> [TASK INSTRUCTIONS] Repeat every entry in the listing below, exactly.

## start DATA RECORDS

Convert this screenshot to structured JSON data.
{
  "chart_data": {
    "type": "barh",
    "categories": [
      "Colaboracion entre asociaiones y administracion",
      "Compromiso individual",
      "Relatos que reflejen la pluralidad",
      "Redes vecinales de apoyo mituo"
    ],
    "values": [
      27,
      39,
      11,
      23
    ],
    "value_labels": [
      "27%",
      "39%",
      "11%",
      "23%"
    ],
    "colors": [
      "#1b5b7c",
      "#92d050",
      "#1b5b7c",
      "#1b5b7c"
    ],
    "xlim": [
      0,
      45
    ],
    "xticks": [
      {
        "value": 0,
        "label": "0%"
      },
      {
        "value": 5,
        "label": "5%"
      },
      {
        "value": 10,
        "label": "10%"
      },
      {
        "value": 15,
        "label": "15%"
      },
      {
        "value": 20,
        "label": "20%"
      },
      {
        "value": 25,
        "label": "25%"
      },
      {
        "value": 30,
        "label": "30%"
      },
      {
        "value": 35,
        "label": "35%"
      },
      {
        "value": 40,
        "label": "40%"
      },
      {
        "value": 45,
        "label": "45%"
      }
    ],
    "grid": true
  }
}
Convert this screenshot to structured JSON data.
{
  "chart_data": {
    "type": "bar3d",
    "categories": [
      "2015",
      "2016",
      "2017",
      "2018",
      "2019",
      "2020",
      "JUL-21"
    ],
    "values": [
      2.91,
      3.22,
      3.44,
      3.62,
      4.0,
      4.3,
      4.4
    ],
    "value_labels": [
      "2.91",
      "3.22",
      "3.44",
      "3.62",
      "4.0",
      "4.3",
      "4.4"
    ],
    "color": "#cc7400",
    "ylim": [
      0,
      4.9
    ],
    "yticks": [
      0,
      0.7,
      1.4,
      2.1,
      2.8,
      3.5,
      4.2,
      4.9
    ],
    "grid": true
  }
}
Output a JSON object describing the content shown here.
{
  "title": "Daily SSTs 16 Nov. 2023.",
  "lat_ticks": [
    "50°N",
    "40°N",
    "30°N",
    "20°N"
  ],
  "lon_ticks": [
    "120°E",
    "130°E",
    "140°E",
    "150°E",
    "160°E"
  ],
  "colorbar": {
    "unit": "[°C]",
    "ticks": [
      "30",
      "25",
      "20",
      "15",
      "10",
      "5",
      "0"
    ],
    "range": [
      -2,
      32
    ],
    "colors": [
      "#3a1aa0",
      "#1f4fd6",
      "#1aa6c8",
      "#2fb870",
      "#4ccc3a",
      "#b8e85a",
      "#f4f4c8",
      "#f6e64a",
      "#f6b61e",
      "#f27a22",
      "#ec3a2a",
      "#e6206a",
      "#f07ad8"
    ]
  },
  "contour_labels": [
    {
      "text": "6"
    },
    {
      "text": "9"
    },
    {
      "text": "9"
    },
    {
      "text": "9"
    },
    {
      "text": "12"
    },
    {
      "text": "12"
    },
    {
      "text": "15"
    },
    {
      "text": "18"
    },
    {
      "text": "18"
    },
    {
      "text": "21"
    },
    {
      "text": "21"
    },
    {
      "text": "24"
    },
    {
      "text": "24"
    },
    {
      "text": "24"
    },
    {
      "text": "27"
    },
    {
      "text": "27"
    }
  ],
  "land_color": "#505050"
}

## end DATA RECORDS

> [RESPONSE TO THIS EXERCISE]
Convert this screenshot to structured JSON data.
{
  "chart_data": {
    "type": "barh",
    "categories": [
      "Colaboracion entre asociaiones y administracion",
      "Compromiso individual",
      "Relatos que reflejen la pluralidad",
      "Redes vecinales de apoyo mituo"
    ],
    "values": [
      27,
      39,
      11,
      23
    ],
    "value_labels": [
      "27%",
      "39%",
      "11%",
      "23%"
    ],
    "colors": [
      "#1b5b7c",
      "#92d050",
      "#1b5b7c",
      "#1b5b7c"
    ],
    "xlim": [
      0,
      45
    ],
    "xticks": [
      {
        "value": 0,
        "label": "0%"
      },
      {
        "value": 5,
        "label": "5%"
      },
      {
        "value": 10,
        "label": "10%"
      },
      {
        "value": 15,
        "label": "15%"
      },
      {
        "value": 20,
        "label": "20%"
      },
      {
        "value": 25,
        "label": "25%"
      },
      {
        "value": 30,
        "label": "30%"
      },
      {
        "value": 35,
        "label": "35%"
      },
      {
        "value": 40,
        "label": "40%"
      },
      {
        "value": 45,
        "label": "45%"
      }
    ],
    "grid": true
  }
}
Convert this screenshot to structured JSON data.
{
  "chart_data": {
    "type": "bar3d",
    "categories": [
      "2015",
      "2016",
      "2017",
      "2018",
      "2019",
      "2020",
      "JUL-21"
    ],
    "values": [
      2.91,
      3.22,
      3.44,
      3.62,
      4.0,
      4.3,
      4.4
    ],
    "value_labels": [
      "2.91",
      "3.22",
      "3.44",
      "3.62",
      "4.0",
      "4.3",
      "4.4"
    ],
    "color": "#cc7400",
    "ylim": [
      0,
      4.9
    ],
    "yticks": [
      0,
      0.7,
      1.4,
      2.1,
      2.8,
      3.5,
      4.2,
      4.9
    ],
    "grid": true
  }
}
Output a JSON object describing the content shown here.
{
  "title": "Daily SSTs 16 Nov. 2023.",
  "lat_ticks": [
    "50°N",
    "40°N",
    "30°N",
    "20°N"
  ],
  "lon_ticks": [
    "120°E",
    "130°E",
    "140°E",
    "150°E",
    "160°E"
  ],
  "colorbar": {
    "unit": "[°C]",
    "ticks": [
      "30",
      "25",
      "20",
      "15",
      "10",
      "5",
      "0"
    ],
    "range": [
      -2,
      32
    ],
    "colors": [
      "#3a1aa0",
      "#1f4fd6",
      "#1aa6c8",
      "#2fb870",
      "#4ccc3a",
      "#b8e85a",
      "#f4f4c8",
      "#f6e64a",
      "#f6b61e",
      "#f27a22",
      "#ec3a2a",
      "#e6206a",
      "#f07ad8"
    ]
  },
  "contour_labels": [
    {
      "text": "6"
    },
    {
      "text": "9"
    },
    {
      "text": "9"
    },
    {
      "text": "9"
    },
    {
      "text": "12"
    },
    {
      "text": "12"
    },
    {
      "text": "15"
    },
    {
      "text": "18"
    },
    {
      "text": "18"
    },
    {
      "text": "21"
    },
    {
      "text": "21"
    },
    {
      "text": "24"
    },
    {
      "text": "24"
    },
    {
      "text": "24"
    },
    {
      "text": "27"
    },
    {
      "text": "27"
    }
  ],
  "land_color": "#505050"
}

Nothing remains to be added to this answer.